------ Listed entries

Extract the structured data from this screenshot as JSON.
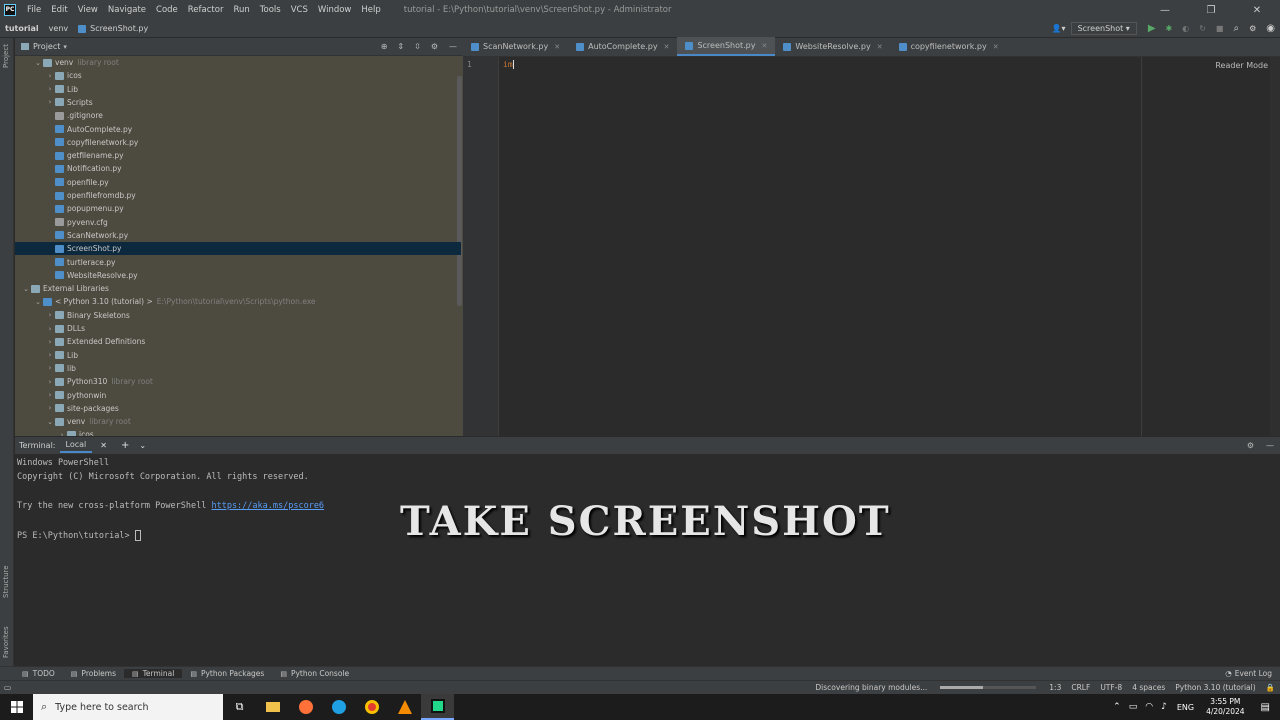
{
  "titlebar": {
    "menus": [
      "File",
      "Edit",
      "View",
      "Navigate",
      "Code",
      "Refactor",
      "Run",
      "Tools",
      "VCS",
      "Window",
      "Help"
    ],
    "window_title": "tutorial - E:\\Python\\tutorial\\venv\\ScreenShot.py - Administrator"
  },
  "navbar": {
    "crumbs": [
      "tutorial",
      "venv",
      "ScreenShot.py"
    ],
    "run_config": "ScreenShot"
  },
  "project": {
    "title": "Project",
    "rows": [
      {
        "label": "venv",
        "hint": "library root",
        "type": "folder",
        "indent": 1,
        "open": true
      },
      {
        "label": "icos",
        "type": "folder",
        "indent": 2,
        "open": false
      },
      {
        "label": "Lib",
        "type": "folder",
        "indent": 2,
        "open": false
      },
      {
        "label": "Scripts",
        "type": "folder",
        "indent": 2,
        "open": false
      },
      {
        "label": ".gitignore",
        "type": "cfg",
        "indent": 2
      },
      {
        "label": "AutoComplete.py",
        "type": "py",
        "indent": 2
      },
      {
        "label": "copyfilenetwork.py",
        "type": "py",
        "indent": 2
      },
      {
        "label": "getfilename.py",
        "type": "py",
        "indent": 2
      },
      {
        "label": "Notification.py",
        "type": "py",
        "indent": 2
      },
      {
        "label": "openfile.py",
        "type": "py",
        "indent": 2
      },
      {
        "label": "openfilefromdb.py",
        "type": "py",
        "indent": 2
      },
      {
        "label": "popupmenu.py",
        "type": "py",
        "indent": 2
      },
      {
        "label": "pyvenv.cfg",
        "type": "cfg",
        "indent": 2
      },
      {
        "label": "ScanNetwork.py",
        "type": "py",
        "indent": 2
      },
      {
        "label": "ScreenShot.py",
        "type": "py",
        "indent": 2,
        "selected": true
      },
      {
        "label": "turtlerace.py",
        "type": "py",
        "indent": 2
      },
      {
        "label": "WebsiteResolve.py",
        "type": "py",
        "indent": 2
      },
      {
        "label": "External Libraries",
        "type": "folder",
        "indent": 0,
        "open": true
      },
      {
        "label": "< Python 3.10 (tutorial) >",
        "hint": "E:\\Python\\tutorial\\venv\\Scripts\\python.exe",
        "type": "py",
        "indent": 1,
        "open": true
      },
      {
        "label": "Binary Skeletons",
        "type": "folder",
        "indent": 2,
        "open": false
      },
      {
        "label": "DLLs",
        "type": "folder",
        "indent": 2,
        "open": false
      },
      {
        "label": "Extended Definitions",
        "type": "folder",
        "indent": 2,
        "open": false
      },
      {
        "label": "Lib",
        "type": "folder",
        "indent": 2,
        "open": false
      },
      {
        "label": "lib",
        "type": "folder",
        "indent": 2,
        "open": false
      },
      {
        "label": "Python310",
        "hint": "library root",
        "type": "folder",
        "indent": 2,
        "open": false
      },
      {
        "label": "pythonwin",
        "type": "folder",
        "indent": 2,
        "open": false
      },
      {
        "label": "site-packages",
        "type": "folder",
        "indent": 2,
        "open": false
      },
      {
        "label": "venv",
        "hint": "library root",
        "type": "folder",
        "indent": 2,
        "open": true
      },
      {
        "label": "icos",
        "type": "folder",
        "indent": 3,
        "open": false
      }
    ]
  },
  "editor": {
    "tabs": [
      "ScanNetwork.py",
      "AutoComplete.py",
      "ScreenShot.py",
      "WebsiteResolve.py",
      "copyfilenetwork.py"
    ],
    "active_tab": 2,
    "line_number": "1",
    "code": "im",
    "reader_mode": "Reader Mode"
  },
  "terminal": {
    "label": "Terminal:",
    "tab": "Local",
    "lines": [
      "Windows PowerShell",
      "Copyright (C) Microsoft Corporation. All rights reserved.",
      "",
      "Try the new cross-platform PowerShell ",
      "",
      "PS E:\\Python\\tutorial> "
    ],
    "link": "https://aka.ms/pscore6"
  },
  "overlay_text": "TAKE SCREENSHOT",
  "tool_windows": [
    "TODO",
    "Problems",
    "Terminal",
    "Python Packages",
    "Python Console"
  ],
  "event_log": "Event Log",
  "status": {
    "message": "Discovering binary modules...",
    "position": "1:3",
    "line_sep": "CRLF",
    "encoding": "UTF-8",
    "indent": "4 spaces",
    "interpreter": "Python 3.10 (tutorial)"
  },
  "side_labels": {
    "project": "Project",
    "structure": "Structure",
    "favorites": "Favorites"
  },
  "taskbar": {
    "search_placeholder": "Type here to search",
    "lang": "ENG",
    "time": "3:55 PM",
    "date": "4/20/2024"
  }
}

------------

**Task description**
Transcribe the material exactly, and leave out whatever pictures it holds.

**Output**
Extract the structured data from this screenshot as JSON.
{
  "titlebar": {
    "menus": [
      "File",
      "Edit",
      "View",
      "Navigate",
      "Code",
      "Refactor",
      "Run",
      "Tools",
      "VCS",
      "Window",
      "Help"
    ],
    "window_title": "tutorial - E:\\Python\\tutorial\\venv\\ScreenShot.py - Administrator"
  },
  "navbar": {
    "crumbs": [
      "tutorial",
      "venv",
      "ScreenShot.py"
    ],
    "run_config": "ScreenShot"
  },
  "project": {
    "title": "Project",
    "rows": [
      {
        "label": "venv",
        "hint": "library root",
        "type": "folder",
        "indent": 1,
        "open": true
      },
      {
        "label": "icos",
        "type": "folder",
        "indent": 2,
        "open": false
      },
      {
        "label": "Lib",
        "type": "folder",
        "indent": 2,
        "open": false
      },
      {
        "label": "Scripts",
        "type": "folder",
        "indent": 2,
        "open": false
      },
      {
        "label": ".gitignore",
        "type": "cfg",
        "indent": 2
      },
      {
        "label": "AutoComplete.py",
        "type": "py",
        "indent": 2
      },
      {
        "label": "copyfilenetwork.py",
        "type": "py",
        "indent": 2
      },
      {
        "label": "getfilename.py",
        "type": "py",
        "indent": 2
      },
      {
        "label": "Notification.py",
        "type": "py",
        "indent": 2
      },
      {
        "label": "openfile.py",
        "type": "py",
        "indent": 2
      },
      {
        "label": "openfilefromdb.py",
        "type": "py",
        "indent": 2
      },
      {
        "label": "popupmenu.py",
        "type": "py",
        "indent": 2
      },
      {
        "label": "pyvenv.cfg",
        "type": "cfg",
        "indent": 2
      },
      {
        "label": "ScanNetwork.py",
        "type": "py",
        "indent": 2
      },
      {
        "label": "ScreenShot.py",
        "type": "py",
        "indent": 2,
        "selected": true
      },
      {
        "label": "turtlerace.py",
        "type": "py",
        "indent": 2
      },
      {
        "label": "WebsiteResolve.py",
        "type": "py",
        "indent": 2
      },
      {
        "label": "External Libraries",
        "type": "folder",
        "indent": 0,
        "open": true
      },
      {
        "label": "< Python 3.10 (tutorial) >",
        "hint": "E:\\Python\\tutorial\\venv\\Scripts\\python.exe",
        "type": "py",
        "indent": 1,
        "open": true
      },
      {
        "label": "Binary Skeletons",
        "type": "folder",
        "indent": 2,
        "open": false
      },
      {
        "label": "DLLs",
        "type": "folder",
        "indent": 2,
        "open": false
      },
      {
        "label": "Extended Definitions",
        "type": "folder",
        "indent": 2,
        "open": false
      },
      {
        "label": "Lib",
        "type": "folder",
        "indent": 2,
        "open": false
      },
      {
        "label": "lib",
        "type": "folder",
        "indent": 2,
        "open": false
      },
      {
        "label": "Python310",
        "hint": "library root",
        "type": "folder",
        "indent": 2,
        "open": false
      },
      {
        "label": "pythonwin",
        "type": "folder",
        "indent": 2,
        "open": false
      },
      {
        "label": "site-packages",
        "type": "folder",
        "indent": 2,
        "open": false
      },
      {
        "label": "venv",
        "hint": "library root",
        "type": "folder",
        "indent": 2,
        "open": true
      },
      {
        "label": "icos",
        "type": "folder",
        "indent": 3,
        "open": false
      }
    ]
  },
  "editor": {
    "tabs": [
      "ScanNetwork.py",
      "AutoComplete.py",
      "ScreenShot.py",
      "WebsiteResolve.py",
      "copyfilenetwork.py"
    ],
    "active_tab": 2,
    "line_number": "1",
    "code": "im",
    "reader_mode": "Reader Mode"
  },
  "terminal": {
    "label": "Terminal:",
    "tab": "Local",
    "lines": [
      "Windows PowerShell",
      "Copyright (C) Microsoft Corporation. All rights reserved.",
      "",
      "Try the new cross-platform PowerShell ",
      "",
      "PS E:\\Python\\tutorial> "
    ],
    "link": "https://aka.ms/pscore6"
  },
  "overlay_text": "TAKE SCREENSHOT",
  "tool_windows": [
    "TODO",
    "Problems",
    "Terminal",
    "Python Packages",
    "Python Console"
  ],
  "event_log": "Event Log",
  "status": {
    "message": "Discovering binary modules...",
    "position": "1:3",
    "line_sep": "CRLF",
    "encoding": "UTF-8",
    "indent": "4 spaces",
    "interpreter": "Python 3.10 (tutorial)"
  },
  "side_labels": {
    "project": "Project",
    "structure": "Structure",
    "favorites": "Favorites"
  },
  "taskbar": {
    "search_placeholder": "Type here to search",
    "lang": "ENG",
    "time": "3:55 PM",
    "date": "4/20/2024"
  }
}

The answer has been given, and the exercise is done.